Give the number of lines containing "Иван" in this listing, with no other words.

====== Raw records ======

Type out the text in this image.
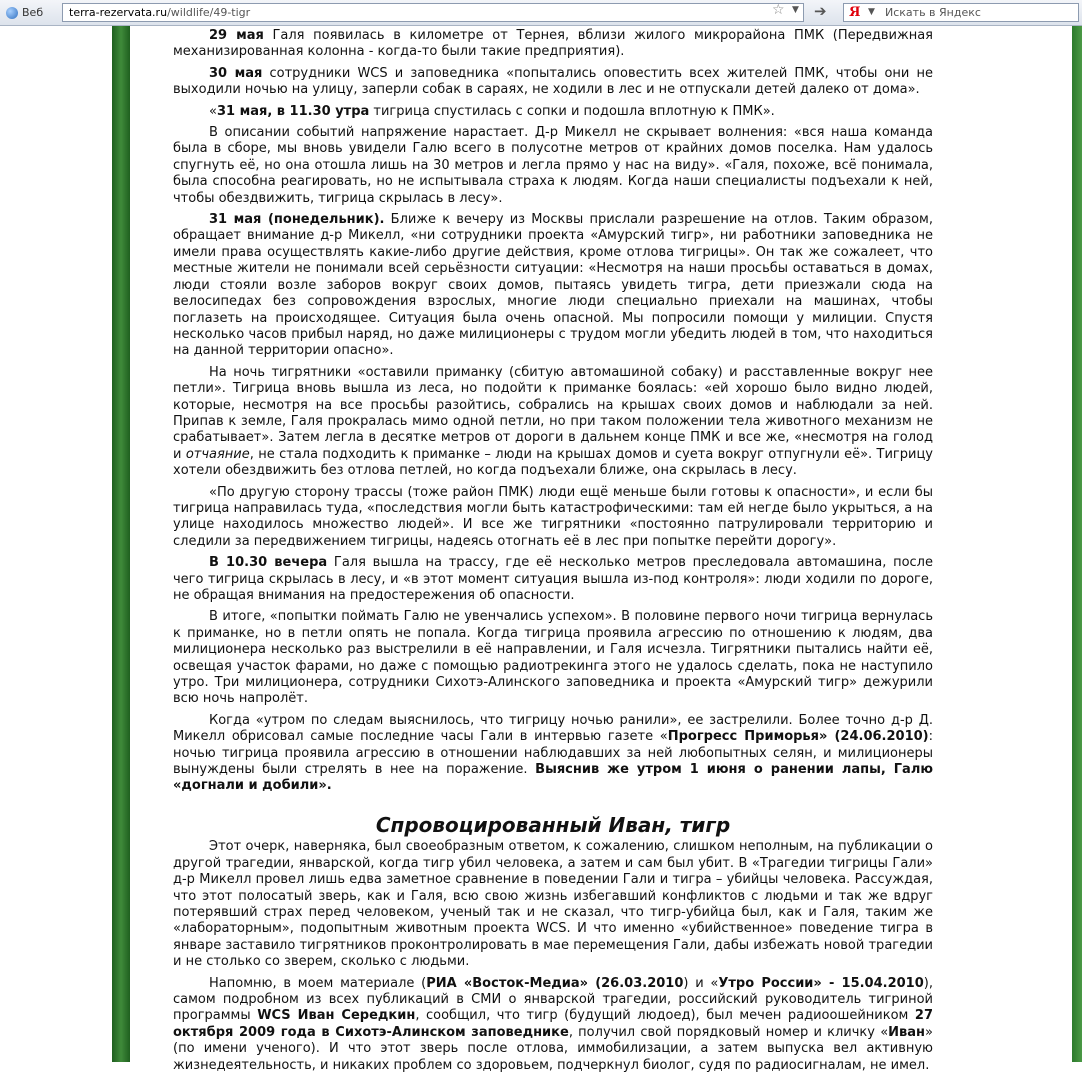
Веб	terra-rezervata.ru/wildlife/49-tigr	☆ ▼ ➔ Я ▼ Искать в Яндекс

29 мая Галя появилась в километре от Тернея, вблизи жилого микрорайона ПМК (Передвижная механизированная колонна - когда-то были такие предприятия).

30 мая сотрудники WCS и заповедника «попытались оповестить всех жителей ПМК, чтобы они не выходили ночью на улицу, заперли собак в сараях, не ходили в лес и не отпускали детей далеко от дома».

«31 мая, в 11.30 утра тигрица спустилась с сопки и подошла вплотную к ПМК».

В описании событий напряжение нарастает. Д-р Микелл не скрывает волнения: «вся наша команда была в сборе, мы вновь увидели Галю всего в полусотне метров от крайних домов поселка. Нам удалось спугнуть её, но она отошла лишь на 30 метров и легла прямо у нас на виду». «Галя, похоже, всё понимала, была способна реагировать, но не испытывала страха к людям. Когда наши специалисты подъехали к ней, чтобы обездвижить, тигрица скрылась в лесу».

31 мая (понедельник). Ближе к вечеру из Москвы прислали разрешение на отлов. Таким образом, обращает внимание д-р Микелл, «ни сотрудники проекта «Амурский тигр», ни работники заповедника не имели права осуществлять какие-либо другие действия, кроме отлова тигрицы». Он так же сожалеет, что местные жители не понимали всей серьёзности ситуации: «Несмотря на наши просьбы оставаться в домах, люди стояли возле заборов вокруг своих домов, пытаясь увидеть тигра, дети приезжали сюда на велосипедах без сопровождения взрослых, многие люди специально приехали на машинах, чтобы поглазеть на происходящее. Ситуация была очень опасной. Мы попросили помощи у милиции. Спустя несколько часов прибыл наряд, но даже милиционеры с трудом могли убедить людей в том, что находиться на данной территории опасно».

На ночь тигрятники «оставили приманку (сбитую автомашиной собаку) и расставленные вокруг нее петли». Тигрица вновь вышла из леса, но подойти к приманке боялась: «ей хорошо было видно людей, которые, несмотря на все просьбы разойтись, собрались на крышах своих домов и наблюдали за ней. Припав к земле, Галя прокралась мимо одной петли, но при таком положении тела животного механизм не срабатывает». Затем легла в десятке метров от дороги в дальнем конце ПМК и все же, «несмотря на голод и отчаяние, не стала подходить к приманке – люди на крышах домов и суета вокруг отпугнули её». Тигрицу хотели обездвижить без отлова петлей, но когда подъехали ближе, она скрылась в лесу.

«По другую сторону трассы (тоже район ПМК) люди ещё меньше были готовы к опасности», и если бы тигрица направилась туда, «последствия могли быть катастрофическими: там ей негде было укрыться, а на улице находилось множество людей». И все же тигрятники «постоянно патрулировали территорию и следили за передвижением тигрицы, надеясь отогнать её в лес при попытке перейти дорогу».

В 10.30 вечера Галя вышла на трассу, где её несколько метров преследовала автомашина, после чего тигрица скрылась в лесу, и «в этот момент ситуация вышла из-под контроля»: люди ходили по дороге, не обращая внимания на предостережения об опасности.

В итоге, «попытки поймать Галю не увенчались успехом». В половине первого ночи тигрица вернулась к приманке, но в петли опять не попала. Когда тигрица проявила агрессию по отношению к людям, два милиционера несколько раз выстрелили в её направлении, и Галя исчезла. Тигрятники пытались найти её, освещая участок фарами, но даже с помощью радиотрекинга этого не удалось сделать, пока не наступило утро. Три милиционера, сотрудники Сихотэ-Алинского заповедника и проекта «Амурский тигр» дежурили всю ночь напролёт.

Когда «утром по следам выяснилось, что тигрицу ночью ранили», ее застрелили. Более точно д-р Д. Микелл обрисовал самые последние часы Гали в интервью газете «Прогресс Приморья» (24.06.2010): ночью тигрица проявила агрессию в отношении наблюдавших за ней любопытных селян, и милиционеры вынуждены были стрелять в нее на поражение. Выяснив же утром 1 июня о ранении лапы, Галю «догнали и добили».

Спровоцированный Иван, тигр

Этот очерк, наверняка, был своеобразным ответом, к сожалению, слишком неполным, на публикации о другой трагедии, январской, когда тигр убил человека, а затем и сам был убит. В «Трагедии тигрицы Гали» д-р Микелл провел лишь едва заметное сравнение в поведении Гали и тигра – убийцы человека. Рассуждая, что этот полосатый зверь, как и Галя, всю свою жизнь избегавший конфликтов с людьми и так же вдруг потерявший страх перед человеком, ученый так и не сказал, что тигр-убийца был, как и Галя, таким же «лабораторным», подопытным животным проекта WCS. И что именно «убийственное» поведение тигра в январе заставило тигрятников проконтролировать в мае перемещения Гали, дабы избежать новой трагедии и не столько со зверем, сколько с людьми.

Напомню, в моем материале (РИА «Восток-Медиа» (26.03.2010) и «Утро России» - 15.04.2010), самом подробном из всех публикаций в СМИ о январской трагедии, российский руководитель тигриной программы WCS Иван Середкин, сообщил, что тигр (будущий людоед), был мечен радиоошейником 27 октября 2009 года в Сихотэ-Алинском заповеднике, получил свой порядковый номер и кличку «Иван» (по имени ученого). И что этот зверь после отлова, иммобилизации, а затем выпуска вел активную жизнедеятельность, и никаких проблем со здоровьем, подчеркнул биолог, судя по радиосигналам, не имел.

======

> **Result**:
2